### Aim
Extract every line from the records below that contains the word "what".

•••

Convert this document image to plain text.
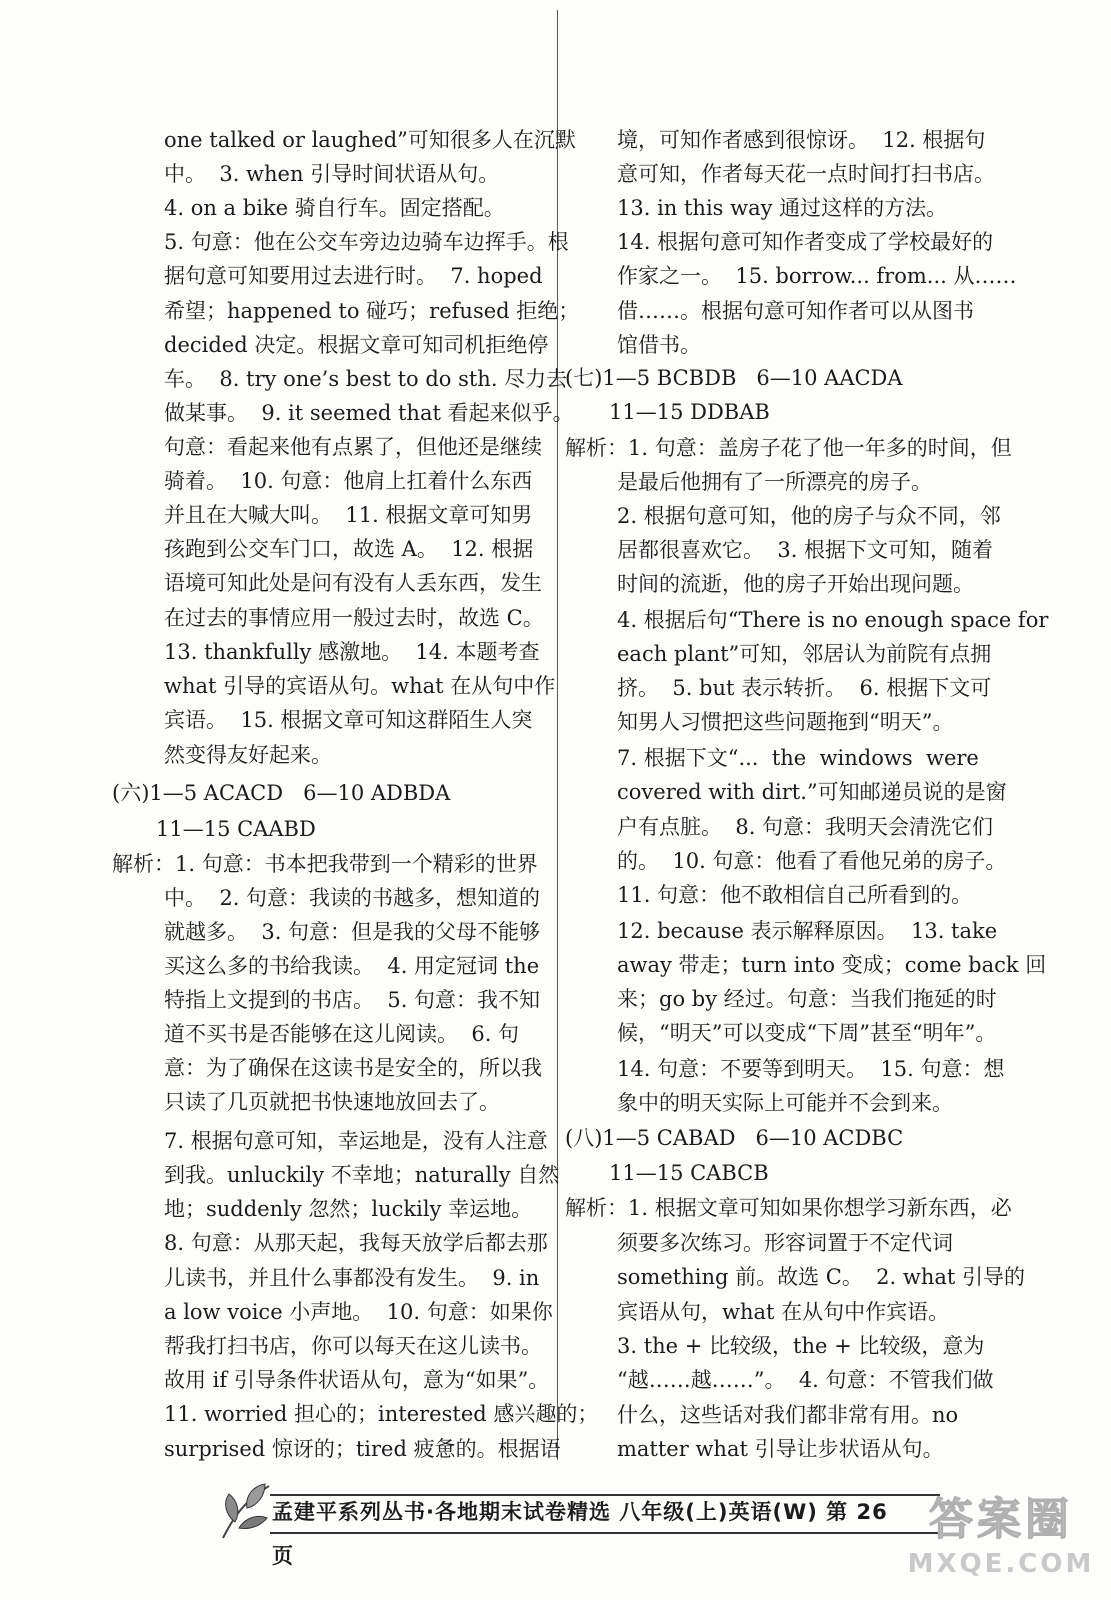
one talked or laughed”可知很多人在沉默
中。  3. when 引导时间状语从句。
4. on a bike 骑自行车。固定搭配。
5. 句意：他在公交车旁边边骑车边挥手。根
据句意可知要用过去进行时。  7. hoped
希望；happened to 碰巧；refused 拒绝；
decided 决定。根据文章可知司机拒绝停
车。  8. try one’s best to do sth. 尽力去
做某事。  9. it seemed that 看起来似乎。
句意：看起来他有点累了，但他还是继续
骑着。  10. 句意：他肩上扛着什么东西
并且在大喊大叫。  11. 根据文章可知男
孩跑到公交车门口，故选 A。  12. 根据
语境可知此处是问有没有人丢东西，发生
在过去的事情应用一般过去时，故选 C。
13. thankfully 感激地。  14. 本题考查
what 引导的宾语从句。what 在从句中作
宾语。  15. 根据文章可知这群陌生人突
然变得友好起来。
(六)1—5 ACACD   6—10 ADBDA
11—15 CAABD
解析：1. 句意：书本把我带到一个精彩的世界
中。  2. 句意：我读的书越多，想知道的
就越多。  3. 句意：但是我的父母不能够
买这么多的书给我读。  4. 用定冠词 the
特指上文提到的书店。  5. 句意：我不知
道不买书是否能够在这儿阅读。  6. 句
意：为了确保在这读书是安全的，所以我
只读了几页就把书快速地放回去了。
7. 根据句意可知，幸运地是，没有人注意
到我。unluckily 不幸地；naturally 自然
地；suddenly 忽然；luckily 幸运地。
8. 句意：从那天起，我每天放学后都去那
儿读书，并且什么事都没有发生。  9. in
a low voice 小声地。  10. 句意：如果你
帮我打扫书店，你可以每天在这儿读书。
故用 if 引导条件状语从句，意为“如果”。
11. worried 担心的；interested 感兴趣的；
surprised 惊讶的；tired 疲惫的。根据语
境，可知作者感到很惊讶。  12. 根据句
意可知，作者每天花一点时间打扫书店。
13. in this way 通过这样的方法。
14. 根据句意可知作者变成了学校最好的
作家之一。  15. borrow... from... 从……
借……。根据句意可知作者可以从图书
馆借书。
(七)1—5 BCBDB   6—10 AACDA
11—15 DDBAB
解析：1. 句意：盖房子花了他一年多的时间，但
是最后他拥有了一所漂亮的房子。
2. 根据句意可知，他的房子与众不同，邻
居都很喜欢它。  3. 根据下文可知，随着
时间的流逝，他的房子开始出现问题。
4. 根据后句“There is no enough space for
each plant”可知，邻居认为前院有点拥
挤。  5. but 表示转折。  6. 根据下文可
知男人习惯把这些问题拖到“明天”。
7. 根据下文“...  the  windows  were
covered with dirt.”可知邮递员说的是窗
户有点脏。  8. 句意：我明天会清洗它们
的。  10. 句意：他看了看他兄弟的房子。
11. 句意：他不敢相信自己所看到的。
12. because 表示解释原因。  13. take
away 带走；turn into 变成；come back 回
来；go by 经过。句意：当我们拖延的时
候，“明天”可以变成“下周”甚至“明年”。
14. 句意：不要等到明天。  15. 句意：想
象中的明天实际上可能并不会到来。
(八)1—5 CABAD   6—10 ACDBC
11—15 CABCB
解析：1. 根据文章可知如果你想学习新东西，必
须要多次练习。形容词置于不定代词
something 前。故选 C。  2. what 引导的
宾语从句，what 在从句中作宾语。
3. the + 比较级，the + 比较级，意为
“越……越……”。  4. 句意：不管我们做
什么，这些话对我们都非常有用。no
matter what 引导让步状语从句。
孟建平系列丛书·各地期末试卷精选 八年级(上)英语(W) 第 26 页
答案圈
MXQE.COM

•••

### In response
what 引导的宾语从句。what 在从句中作
something 前。故选 C。  2. what 引导的
宾语从句，what 在从句中作宾语。
matter what 引导让步状语从句。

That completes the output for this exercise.